··· Input material

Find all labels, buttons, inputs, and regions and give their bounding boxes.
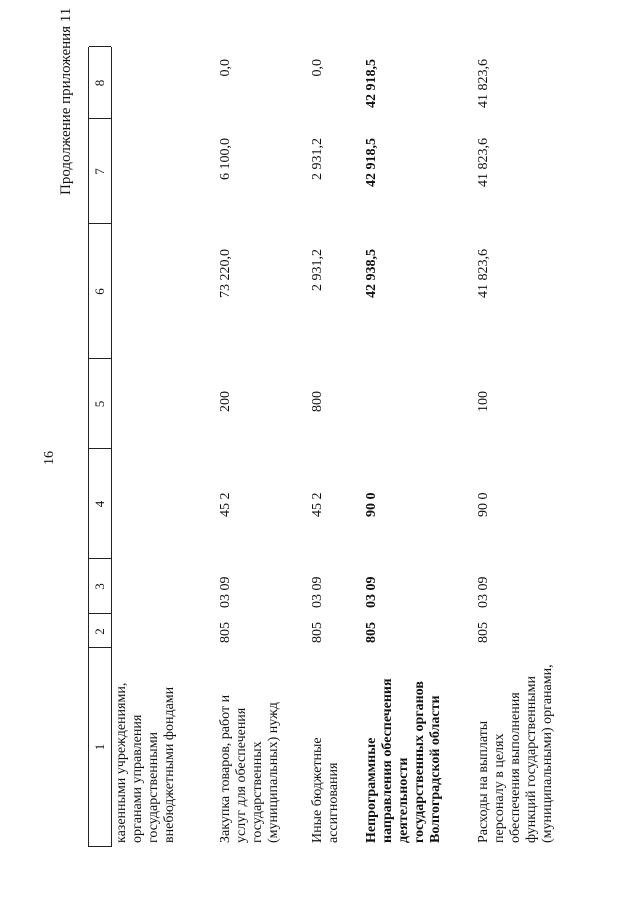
col5-value: 800 — [310, 391, 325, 412]
row-name: Непрограммные направления обеспечения деятельности государственных органов Волгоградской области — [364, 678, 443, 843]
col8-value: 42 918,5 — [364, 59, 379, 108]
row-name: Иные бюджетные ассигнования — [310, 737, 341, 843]
row-name: казенными учреждениями, органами управления государственными внебюджетными фондами — [114, 682, 177, 843]
col7-value: 41 823,6 — [476, 138, 491, 187]
col5-value: 200 — [218, 391, 233, 412]
page-number: 16 — [42, 451, 57, 465]
col3-value: 03 09 — [218, 576, 233, 608]
col6-value: 2 931,2 — [310, 249, 325, 291]
header-col-3: 3 — [89, 558, 111, 614]
row-name: Расходы на выплаты персоналу в целях обеспечения выполнения функций государственными (муниципальными) органами, — [476, 664, 555, 843]
col8-value: 41 823,6 — [476, 59, 491, 108]
col4-value: 90 0 — [476, 492, 491, 517]
col8-value: 0,0 — [218, 59, 233, 77]
col6-value: 73 220,0 — [218, 249, 233, 298]
header-col-8: 8 — [89, 46, 111, 119]
col4-value: 45 2 — [218, 492, 233, 517]
col5-value: 100 — [476, 391, 491, 412]
header-col-4: 4 — [89, 448, 111, 559]
header-col-7: 7 — [89, 118, 111, 224]
col6-value: 41 823,6 — [476, 249, 491, 298]
col3-value: 03 09 — [310, 576, 325, 608]
col4-value: 45 2 — [310, 492, 325, 517]
col2-value: 805 — [310, 622, 325, 643]
col7-value: 2 931,2 — [310, 138, 325, 180]
col2-value: 805 — [364, 622, 379, 643]
col8-value: 0,0 — [310, 59, 325, 77]
col2-value: 805 — [218, 622, 233, 643]
col3-value: 03 09 — [476, 576, 491, 608]
col7-value: 42 918,5 — [364, 138, 379, 187]
header-col-5: 5 — [89, 358, 111, 449]
col7-value: 6 100,0 — [218, 138, 233, 180]
col6-value: 42 938,5 — [364, 249, 379, 298]
table-header — [88, 47, 112, 847]
row-name: Закупка товаров, работ и услуг для обеспечения государственных (муниципальных) нужд — [218, 694, 281, 843]
appendix-note: Продолжение приложения 11 — [58, 7, 74, 195]
col2-value: 805 — [476, 622, 491, 643]
col3-value: 03 09 — [364, 576, 379, 608]
header-col-2: 2 — [89, 613, 111, 649]
header-col-1: 1 — [89, 647, 111, 847]
header-col-6: 6 — [89, 223, 111, 359]
col4-value: 90 0 — [364, 492, 379, 517]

······

### Problem statement:
Copy out the lines from the one with "col5-value: 800 — [310, 391, 325, 412]" up to and including the one with "col8-value: 42 918,5 — [364, 59, 379, 108]", keeping each line the same as in the records.

### The result:
col5-value: 800 — [310, 391, 325, 412]
row-name: Непрограммные направления обеспечения деятельности государственных органов Волгоградской области — [364, 678, 443, 843]
col8-value: 42 918,5 — [364, 59, 379, 108]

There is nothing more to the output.